(begin)

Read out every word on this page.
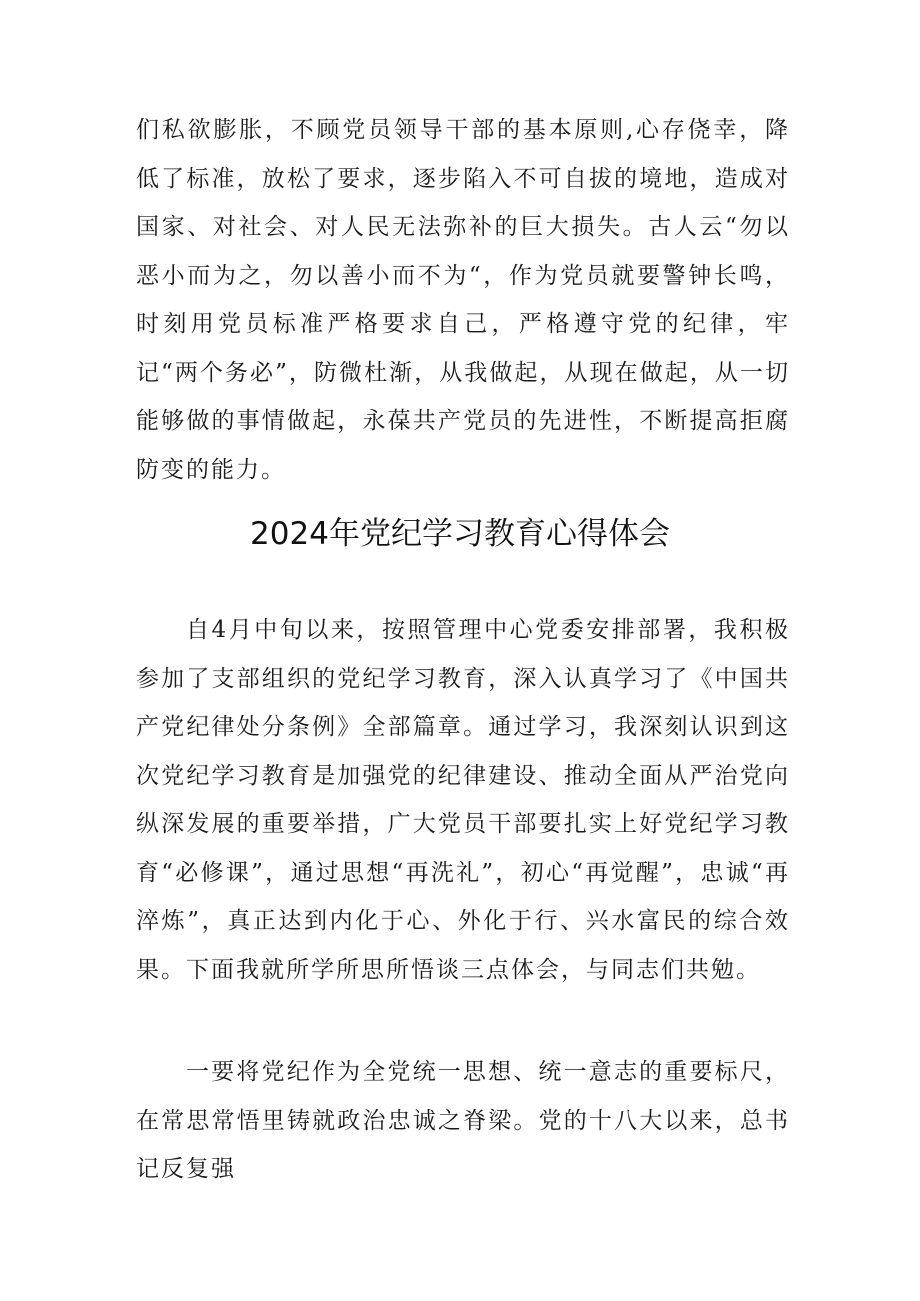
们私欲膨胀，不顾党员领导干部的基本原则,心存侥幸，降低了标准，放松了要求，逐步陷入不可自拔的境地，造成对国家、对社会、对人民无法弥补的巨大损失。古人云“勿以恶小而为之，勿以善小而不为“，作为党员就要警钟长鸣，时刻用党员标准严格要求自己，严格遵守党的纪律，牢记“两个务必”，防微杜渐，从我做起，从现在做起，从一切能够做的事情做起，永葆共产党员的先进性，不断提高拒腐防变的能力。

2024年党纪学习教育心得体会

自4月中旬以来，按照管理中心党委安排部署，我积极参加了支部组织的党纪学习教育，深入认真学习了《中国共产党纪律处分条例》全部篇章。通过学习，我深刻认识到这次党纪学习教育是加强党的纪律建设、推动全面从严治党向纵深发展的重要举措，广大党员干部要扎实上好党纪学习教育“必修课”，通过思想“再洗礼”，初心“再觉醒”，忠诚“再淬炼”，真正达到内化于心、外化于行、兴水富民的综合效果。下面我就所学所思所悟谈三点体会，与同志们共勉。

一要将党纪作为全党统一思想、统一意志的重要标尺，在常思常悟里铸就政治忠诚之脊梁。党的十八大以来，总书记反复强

(end)
(begin)

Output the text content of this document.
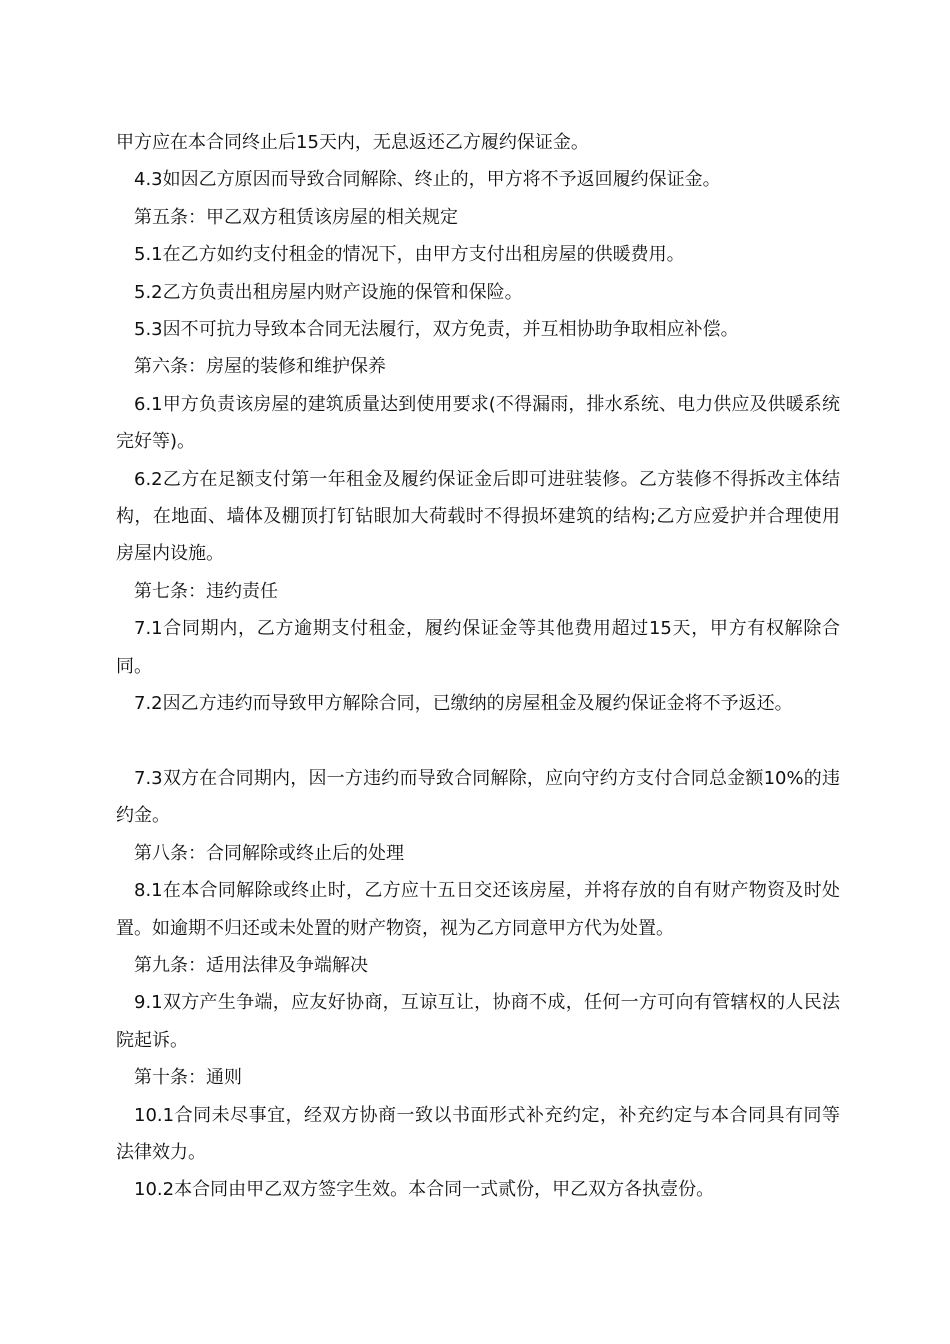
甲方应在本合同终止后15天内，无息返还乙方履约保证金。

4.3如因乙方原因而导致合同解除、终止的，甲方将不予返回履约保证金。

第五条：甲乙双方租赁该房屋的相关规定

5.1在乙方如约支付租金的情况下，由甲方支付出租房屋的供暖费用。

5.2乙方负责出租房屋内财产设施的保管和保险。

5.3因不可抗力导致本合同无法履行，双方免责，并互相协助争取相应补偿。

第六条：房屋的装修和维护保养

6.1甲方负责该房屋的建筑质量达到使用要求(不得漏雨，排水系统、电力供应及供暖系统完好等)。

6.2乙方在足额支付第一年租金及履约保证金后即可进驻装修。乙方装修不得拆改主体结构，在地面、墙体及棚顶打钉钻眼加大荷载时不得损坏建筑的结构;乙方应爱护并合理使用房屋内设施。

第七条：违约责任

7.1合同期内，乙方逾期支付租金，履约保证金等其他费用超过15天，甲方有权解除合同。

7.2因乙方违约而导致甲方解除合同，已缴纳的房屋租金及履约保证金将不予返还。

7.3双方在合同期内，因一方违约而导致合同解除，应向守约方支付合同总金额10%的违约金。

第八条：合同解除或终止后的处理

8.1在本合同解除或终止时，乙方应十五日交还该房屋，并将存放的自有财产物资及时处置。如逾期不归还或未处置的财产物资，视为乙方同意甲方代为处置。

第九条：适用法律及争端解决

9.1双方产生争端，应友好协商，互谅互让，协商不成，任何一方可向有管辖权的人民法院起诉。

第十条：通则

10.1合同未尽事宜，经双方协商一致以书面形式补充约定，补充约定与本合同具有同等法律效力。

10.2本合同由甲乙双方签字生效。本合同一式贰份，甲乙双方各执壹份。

(end)
(begin)

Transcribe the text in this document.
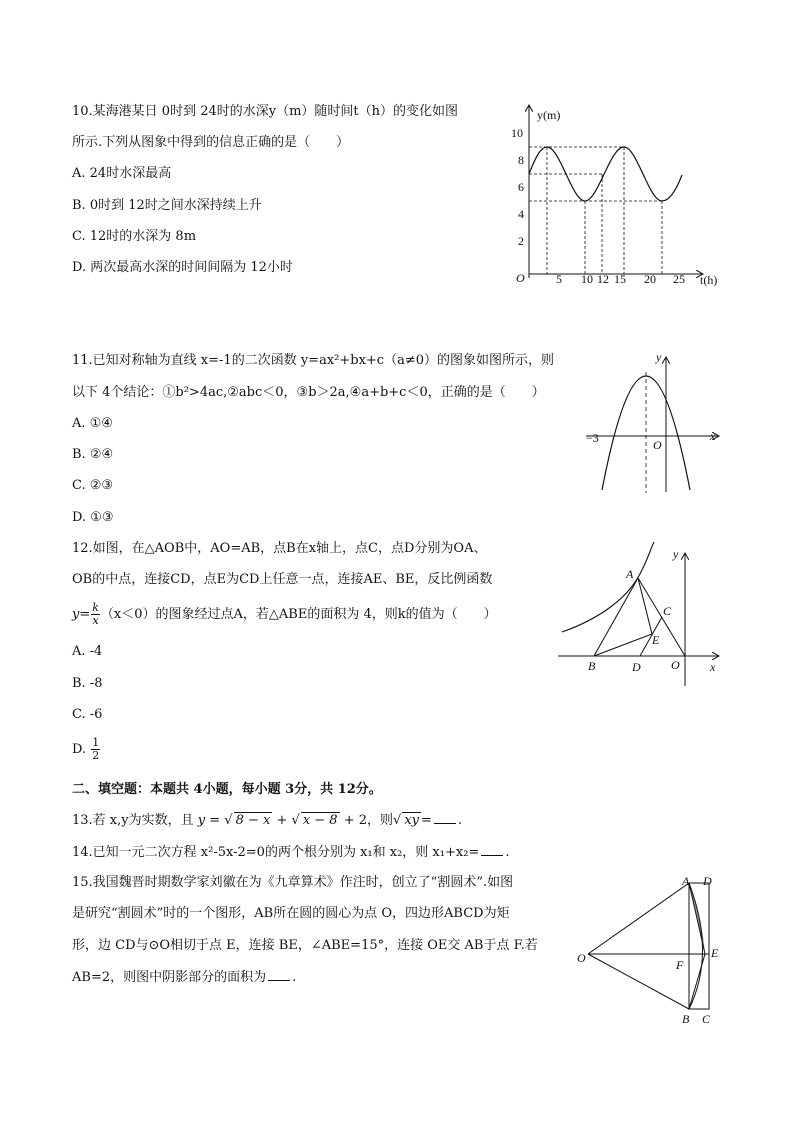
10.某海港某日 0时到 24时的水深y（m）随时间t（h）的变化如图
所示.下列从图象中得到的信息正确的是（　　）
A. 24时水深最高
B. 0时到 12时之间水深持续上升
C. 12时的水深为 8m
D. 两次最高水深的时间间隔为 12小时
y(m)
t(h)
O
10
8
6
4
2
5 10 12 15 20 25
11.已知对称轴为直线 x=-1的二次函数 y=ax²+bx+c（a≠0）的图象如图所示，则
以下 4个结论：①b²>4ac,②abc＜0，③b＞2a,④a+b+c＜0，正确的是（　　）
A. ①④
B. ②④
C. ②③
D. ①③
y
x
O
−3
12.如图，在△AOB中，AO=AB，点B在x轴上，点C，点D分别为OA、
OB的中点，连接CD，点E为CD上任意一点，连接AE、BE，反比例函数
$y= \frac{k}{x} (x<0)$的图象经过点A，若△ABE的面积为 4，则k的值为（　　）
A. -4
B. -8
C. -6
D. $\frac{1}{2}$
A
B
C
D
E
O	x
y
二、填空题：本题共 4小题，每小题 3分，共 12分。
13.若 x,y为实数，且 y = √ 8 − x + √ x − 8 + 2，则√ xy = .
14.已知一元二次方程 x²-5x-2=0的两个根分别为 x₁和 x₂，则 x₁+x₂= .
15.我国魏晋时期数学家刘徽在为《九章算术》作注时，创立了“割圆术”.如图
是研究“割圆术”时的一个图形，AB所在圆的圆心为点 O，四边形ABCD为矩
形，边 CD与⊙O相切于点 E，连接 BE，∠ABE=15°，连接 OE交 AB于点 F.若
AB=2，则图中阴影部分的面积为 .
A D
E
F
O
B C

(end)

Using the material above, report each line where "document" occurs.

## Task answer:
Output the text content of this document.
Transcribe the text in this document.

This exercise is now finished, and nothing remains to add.